## [INFORMATION SUPPLIED]
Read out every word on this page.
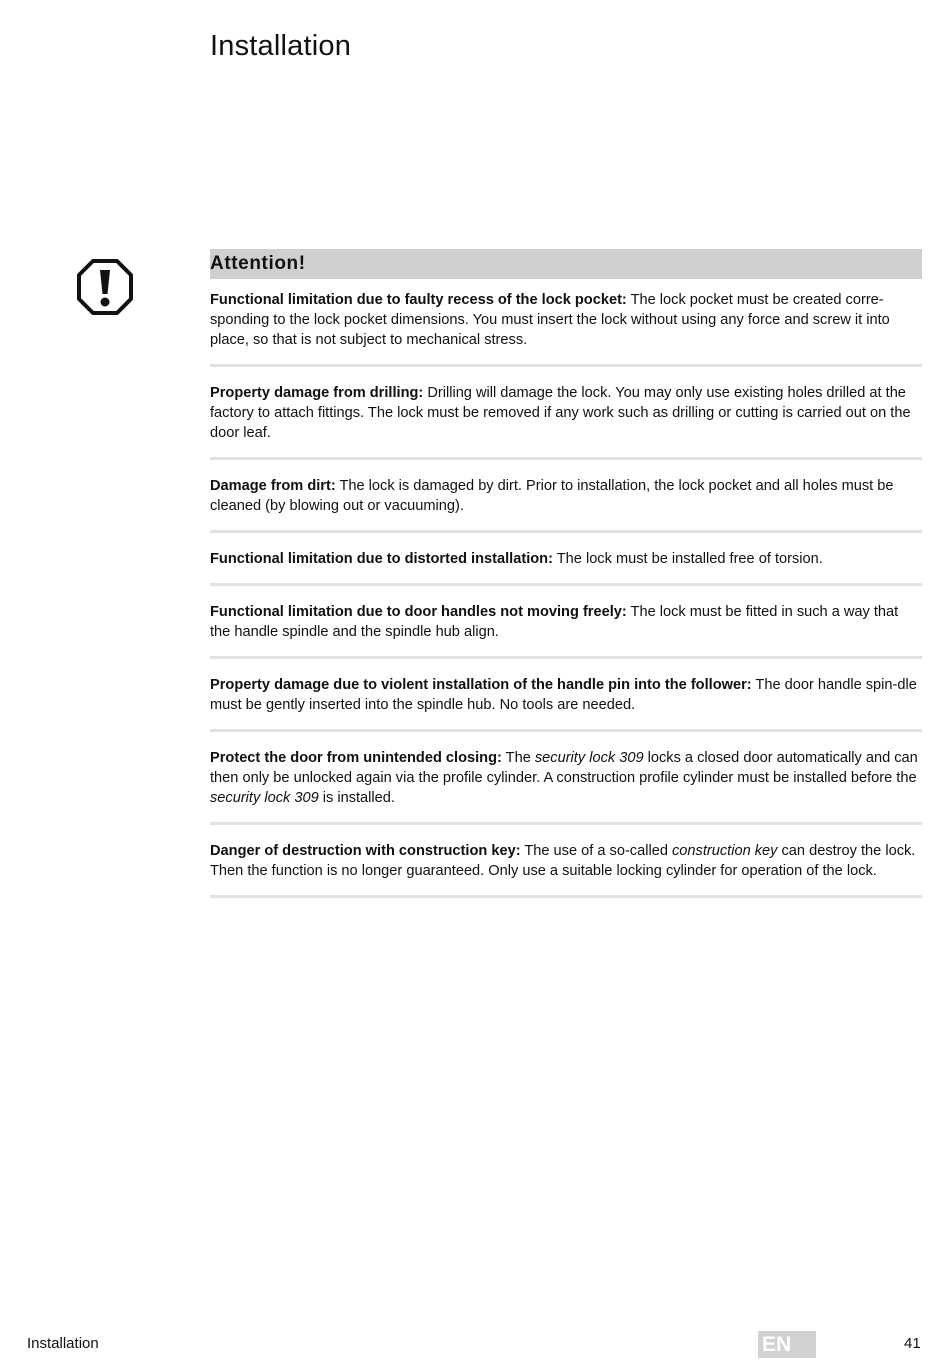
Installation
Attention!
Functional limitation due to faulty recess of the lock pocket: The lock pocket must be created corre-sponding to the lock pocket dimensions. You must insert the lock without using any force and screw it into place, so that is not subject to mechanical stress.
Property damage from drilling: Drilling will damage the lock. You may only use existing holes drilled at the factory to attach fittings. The lock must be removed if any work such as drilling or cutting is carried out on the door leaf.
Damage from dirt: The lock is damaged by dirt. Prior to installation, the lock pocket and all holes must be cleaned (by blowing out or vacuuming).
Functional limitation due to distorted installation: The lock must be installed free of torsion.
Functional limitation due to door handles not moving freely: The lock must be fitted in such a way that the handle spindle and the spindle hub align.
Property damage due to violent installation of the handle pin into the follower: The door handle spin-dle must be gently inserted into the spindle hub. No tools are needed.
Protect the door from unintended closing: The security lock 309 locks a closed door automatically and can then only be unlocked again via the profile cylinder. A construction profile cylinder must be installed before the security lock 309 is installed.
Danger of destruction with construction key: The use of a so-called construction key can destroy the lock. Then the function is no longer guaranteed. Only use a suitable locking cylinder for operation of the lock.
Installation	EN	41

## [TASK TO COMPLETE]
Where a line of the entries contains the word "such", copy that line.

## [TASK OUTPUT]
Property damage from drilling: Drilling will damage the lock. You may only use existing holes drilled at the factory to attach fittings. The lock must be removed if any work such as drilling or cutting is carried out on the door leaf.
Functional limitation due to door handles not moving freely: The lock must be fitted in such a way that the handle spindle and the spindle hub align.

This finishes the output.